§ **Data section**

-- -- --

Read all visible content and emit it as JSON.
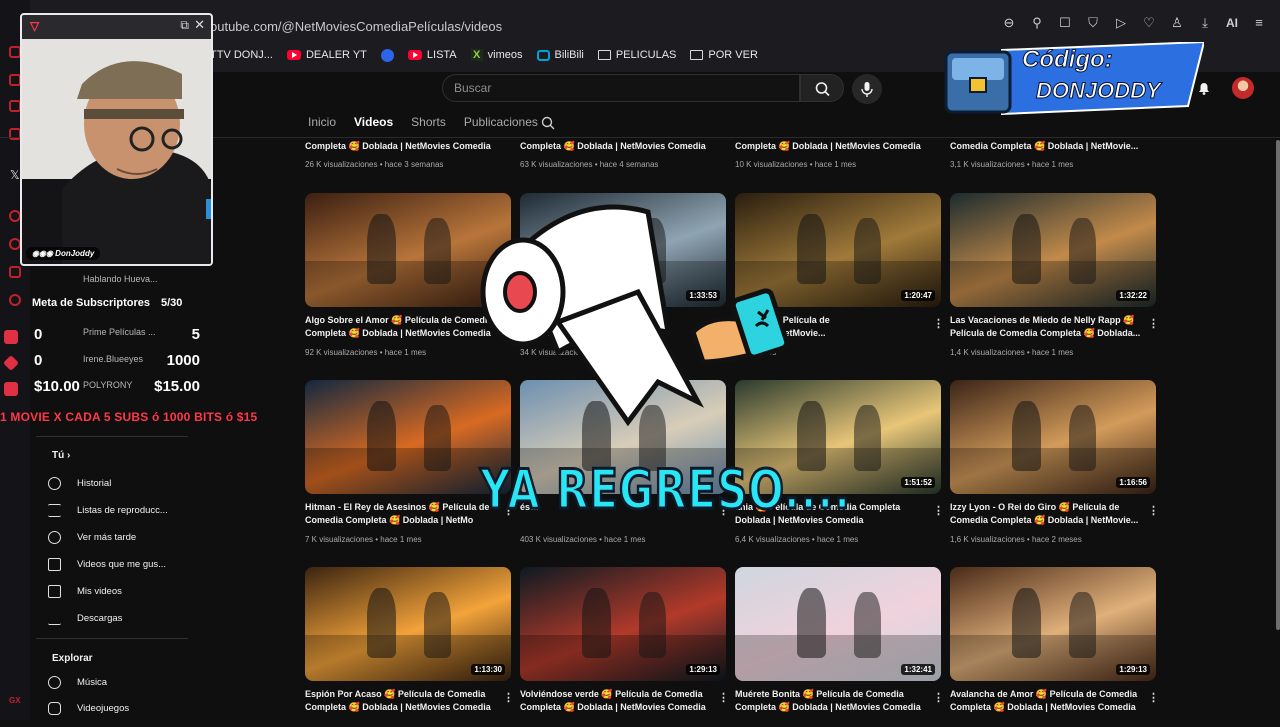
{
  "browser": {
    "url": "outube.com/@NetMoviesComediaPelículas/videos",
    "action_ai_label": "AI",
    "bookmarks": [
      {
        "label": "TTV DONJ...",
        "icon": "twitch-icon"
      },
      {
        "label": "DEALER YT",
        "icon": "youtube-icon"
      },
      {
        "label": "",
        "icon": "blue-circle-icon"
      },
      {
        "label": "LISTA",
        "icon": "youtube-icon"
      },
      {
        "label": "vimeos",
        "icon": "vimeo-icon"
      },
      {
        "label": "BiliBili",
        "icon": "bilibili-icon"
      },
      {
        "label": "PELICULAS",
        "icon": "folder-icon"
      },
      {
        "label": "POR VER",
        "icon": "folder-icon"
      }
    ]
  },
  "header": {
    "search_placeholder": "Buscar"
  },
  "tabs": [
    {
      "label": "Inicio",
      "active": false
    },
    {
      "label": "Videos",
      "active": true
    },
    {
      "label": "Shorts",
      "active": false
    },
    {
      "label": "Publicaciones",
      "active": false
    }
  ],
  "top_row": [
    {
      "title": "Completa 🥰 Doblada | NetMovies Comedia",
      "meta": "26 K visualizaciones • hace 3 semanas"
    },
    {
      "title": "Completa 🥰 Doblada | NetMovies Comedia",
      "meta": "63 K visualizaciones • hace 4 semanas"
    },
    {
      "title": "Completa 🥰 Doblada | NetMovies Comedia",
      "meta": "10 K visualizaciones • hace 1 mes"
    },
    {
      "title": "Comedia Completa 🥰 Doblada | NetMovie...",
      "meta": "3,1 K visualizaciones • hace 1 mes"
    }
  ],
  "videos": [
    {
      "title1": "Algo Sobre el Amor 🥰 Película de Comedia",
      "title2": "Completa 🥰 Doblada | NetMovies Comedia",
      "meta": "92 K visualizaciones • hace 1 mes",
      "duration": "1:",
      "colors": [
        "#3a1f12",
        "#b8753a"
      ]
    },
    {
      "title1": "🥰 Película de",
      "title2": "edia Com... | NetMovies",
      "meta": "34 K visualizaciones • hace 1 mes",
      "duration": "1:33:53",
      "colors": [
        "#1e2a33",
        "#8fa4b2"
      ]
    },
    {
      "title1": "n Perro 🥰 Película de",
      "title2": "Doblada | NetMovie...",
      "meta": "hace 1 mes",
      "duration": "1:20:47",
      "colors": [
        "#2a1e0f",
        "#a07a3a"
      ]
    },
    {
      "title1": "Las Vacaciones de Miedo de Nelly Rapp 🥰",
      "title2": "Película de Comedia Completa 🥰 Doblada...",
      "meta": "1,4 K visualizaciones • hace 1 mes",
      "duration": "1:32:22",
      "colors": [
        "#1c2b2e",
        "#c28a4a"
      ]
    },
    {
      "title1": "Hitman - El Rey de Asesinos 🥰 Película de",
      "title2": "Comedia Completa 🥰 Doblada | NetMo",
      "meta": "7 K visualizaciones • hace 1 mes",
      "duration": "",
      "colors": [
        "#12283f",
        "#d86a22"
      ]
    },
    {
      "title1": "ésta",
      "title2": "",
      "meta": "403 K visualizaciones • hace 1 mes",
      "duration": "",
      "colors": [
        "#6c8fb0",
        "#d8cdb8"
      ]
    },
    {
      "title1": "ánia 🥰 Película de Comedia Completa",
      "title2": "Doblada | NetMovies Comedia",
      "meta": "6,4 K visualizaciones • hace 1 mes",
      "duration": "1:51:52",
      "colors": [
        "#2a3a2e",
        "#e8c678"
      ]
    },
    {
      "title1": "Izzy Lyon - O Rei do Giro 🥰 Película de",
      "title2": "Comedia Completa 🥰 Doblada | NetMovie...",
      "meta": "1,6 K visualizaciones • hace 2 meses",
      "duration": "1:16:56",
      "colors": [
        "#3a2418",
        "#d39b5a"
      ]
    },
    {
      "title1": "Espión Por Acaso 🥰 Película de Comedia",
      "title2": "Completa 🥰 Doblada | NetMovies Comedia",
      "meta": "",
      "duration": "1:13:30",
      "colors": [
        "#3b2410",
        "#f3a33a"
      ]
    },
    {
      "title1": "Volviéndose verde 🥰 Película de Comedia",
      "title2": "Completa 🥰 Doblada | NetMovies Comedia",
      "meta": "",
      "duration": "1:29:13",
      "colors": [
        "#0d1a22",
        "#b23a2a"
      ]
    },
    {
      "title1": "Muérete Bonita 🥰 Película de Comedia",
      "title2": "Completa 🥰 Doblada | NetMovies Comedia",
      "meta": "",
      "duration": "1:32:41",
      "colors": [
        "#cfd6de",
        "#f0d2dc"
      ]
    },
    {
      "title1": "Avalancha de Amor 🥰 Película de Comedia",
      "title2": "Completa 🥰 Doblada | NetMovies Comedia",
      "meta": "",
      "duration": "1:29:13",
      "colors": [
        "#4a2a18",
        "#e0b07a"
      ]
    }
  ],
  "sidebar": {
    "you_label": "Tú",
    "items": [
      {
        "label": "Historial",
        "icon": "history-icon"
      },
      {
        "label": "Listas de reproducc...",
        "icon": "playlist-icon"
      },
      {
        "label": "Ver más tarde",
        "icon": "clock-icon"
      },
      {
        "label": "Videos que me gus...",
        "icon": "thumbs-up-icon"
      },
      {
        "label": "Mis videos",
        "icon": "my-videos-icon"
      },
      {
        "label": "Descargas",
        "icon": "download-icon"
      }
    ],
    "explore_label": "Explorar",
    "explore_items": [
      {
        "label": "Música",
        "icon": "music-icon"
      },
      {
        "label": "Videojuegos",
        "icon": "gamepad-icon"
      }
    ]
  },
  "stream": {
    "cam_name": "DonJoddy",
    "goal_label": "Meta de Subscriptores",
    "goal_value": "5/30",
    "rows": [
      {
        "left": "0",
        "right": "5",
        "icon": "gift-icon"
      },
      {
        "left": "0",
        "right": "1000",
        "icon": "bits-icon"
      },
      {
        "left": "$10.00",
        "right": "$15.00",
        "icon": "paypal-icon"
      }
    ],
    "goal_text": "1 MOVIE X CADA 5 SUBS ó 1000 BITS ó $15",
    "chat_lines": [
      "Hablando Hueva...",
      "Prime Películas ...",
      "Irene.Blueeyes",
      "POLYRONY"
    ],
    "code_line1": "Código:",
    "code_line2": "DONJODDY",
    "brb": "YA REGRESO...."
  }
}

-- -- --

§ **Task instructions**
Give every record again exactly, apart from the pictures, which stay out.

§ **Exercise answer**
Read all visible content and emit it as JSON.
{
  "browser": {
    "url": "outube.com/@NetMoviesComediaPelículas/videos",
    "action_ai_label": "AI",
    "bookmarks": [
      {
        "label": "TTV DONJ...",
        "icon": "twitch-icon"
      },
      {
        "label": "DEALER YT",
        "icon": "youtube-icon"
      },
      {
        "label": "",
        "icon": "blue-circle-icon"
      },
      {
        "label": "LISTA",
        "icon": "youtube-icon"
      },
      {
        "label": "vimeos",
        "icon": "vimeo-icon"
      },
      {
        "label": "BiliBili",
        "icon": "bilibili-icon"
      },
      {
        "label": "PELICULAS",
        "icon": "folder-icon"
      },
      {
        "label": "POR VER",
        "icon": "folder-icon"
      }
    ]
  },
  "header": {
    "search_placeholder": "Buscar"
  },
  "tabs": [
    {
      "label": "Inicio",
      "active": false
    },
    {
      "label": "Videos",
      "active": true
    },
    {
      "label": "Shorts",
      "active": false
    },
    {
      "label": "Publicaciones",
      "active": false
    }
  ],
  "top_row": [
    {
      "title": "Completa 🥰 Doblada | NetMovies Comedia",
      "meta": "26 K visualizaciones • hace 3 semanas"
    },
    {
      "title": "Completa 🥰 Doblada | NetMovies Comedia",
      "meta": "63 K visualizaciones • hace 4 semanas"
    },
    {
      "title": "Completa 🥰 Doblada | NetMovies Comedia",
      "meta": "10 K visualizaciones • hace 1 mes"
    },
    {
      "title": "Comedia Completa 🥰 Doblada | NetMovie...",
      "meta": "3,1 K visualizaciones • hace 1 mes"
    }
  ],
  "videos": [
    {
      "title1": "Algo Sobre el Amor 🥰 Película de Comedia",
      "title2": "Completa 🥰 Doblada | NetMovies Comedia",
      "meta": "92 K visualizaciones • hace 1 mes",
      "duration": "1:",
      "colors": [
        "#3a1f12",
        "#b8753a"
      ]
    },
    {
      "title1": "🥰 Película de",
      "title2": "edia Com... | NetMovies",
      "meta": "34 K visualizaciones • hace 1 mes",
      "duration": "1:33:53",
      "colors": [
        "#1e2a33",
        "#8fa4b2"
      ]
    },
    {
      "title1": "n Perro 🥰 Película de",
      "title2": "Doblada | NetMovie...",
      "meta": "hace 1 mes",
      "duration": "1:20:47",
      "colors": [
        "#2a1e0f",
        "#a07a3a"
      ]
    },
    {
      "title1": "Las Vacaciones de Miedo de Nelly Rapp 🥰",
      "title2": "Película de Comedia Completa 🥰 Doblada...",
      "meta": "1,4 K visualizaciones • hace 1 mes",
      "duration": "1:32:22",
      "colors": [
        "#1c2b2e",
        "#c28a4a"
      ]
    },
    {
      "title1": "Hitman - El Rey de Asesinos 🥰 Película de",
      "title2": "Comedia Completa 🥰 Doblada | NetMo",
      "meta": "7 K visualizaciones • hace 1 mes",
      "duration": "",
      "colors": [
        "#12283f",
        "#d86a22"
      ]
    },
    {
      "title1": "ésta",
      "title2": "",
      "meta": "403 K visualizaciones • hace 1 mes",
      "duration": "",
      "colors": [
        "#6c8fb0",
        "#d8cdb8"
      ]
    },
    {
      "title1": "ánia 🥰 Película de Comedia Completa",
      "title2": "Doblada | NetMovies Comedia",
      "meta": "6,4 K visualizaciones • hace 1 mes",
      "duration": "1:51:52",
      "colors": [
        "#2a3a2e",
        "#e8c678"
      ]
    },
    {
      "title1": "Izzy Lyon - O Rei do Giro 🥰 Película de",
      "title2": "Comedia Completa 🥰 Doblada | NetMovie...",
      "meta": "1,6 K visualizaciones • hace 2 meses",
      "duration": "1:16:56",
      "colors": [
        "#3a2418",
        "#d39b5a"
      ]
    },
    {
      "title1": "Espión Por Acaso 🥰 Película de Comedia",
      "title2": "Completa 🥰 Doblada | NetMovies Comedia",
      "meta": "",
      "duration": "1:13:30",
      "colors": [
        "#3b2410",
        "#f3a33a"
      ]
    },
    {
      "title1": "Volviéndose verde 🥰 Película de Comedia",
      "title2": "Completa 🥰 Doblada | NetMovies Comedia",
      "meta": "",
      "duration": "1:29:13",
      "colors": [
        "#0d1a22",
        "#b23a2a"
      ]
    },
    {
      "title1": "Muérete Bonita 🥰 Película de Comedia",
      "title2": "Completa 🥰 Doblada | NetMovies Comedia",
      "meta": "",
      "duration": "1:32:41",
      "colors": [
        "#cfd6de",
        "#f0d2dc"
      ]
    },
    {
      "title1": "Avalancha de Amor 🥰 Película de Comedia",
      "title2": "Completa 🥰 Doblada | NetMovies Comedia",
      "meta": "",
      "duration": "1:29:13",
      "colors": [
        "#4a2a18",
        "#e0b07a"
      ]
    }
  ],
  "sidebar": {
    "you_label": "Tú",
    "items": [
      {
        "label": "Historial",
        "icon": "history-icon"
      },
      {
        "label": "Listas de reproducc...",
        "icon": "playlist-icon"
      },
      {
        "label": "Ver más tarde",
        "icon": "clock-icon"
      },
      {
        "label": "Videos que me gus...",
        "icon": "thumbs-up-icon"
      },
      {
        "label": "Mis videos",
        "icon": "my-videos-icon"
      },
      {
        "label": "Descargas",
        "icon": "download-icon"
      }
    ],
    "explore_label": "Explorar",
    "explore_items": [
      {
        "label": "Música",
        "icon": "music-icon"
      },
      {
        "label": "Videojuegos",
        "icon": "gamepad-icon"
      }
    ]
  },
  "stream": {
    "cam_name": "DonJoddy",
    "goal_label": "Meta de Subscriptores",
    "goal_value": "5/30",
    "rows": [
      {
        "left": "0",
        "right": "5",
        "icon": "gift-icon"
      },
      {
        "left": "0",
        "right": "1000",
        "icon": "bits-icon"
      },
      {
        "left": "$10.00",
        "right": "$15.00",
        "icon": "paypal-icon"
      }
    ],
    "goal_text": "1 MOVIE X CADA 5 SUBS ó 1000 BITS ó $15",
    "chat_lines": [
      "Hablando Hueva...",
      "Prime Películas ...",
      "Irene.Blueeyes",
      "POLYRONY"
    ],
    "code_line1": "Código:",
    "code_line2": "DONJODDY",
    "brb": "YA REGRESO...."
  }
}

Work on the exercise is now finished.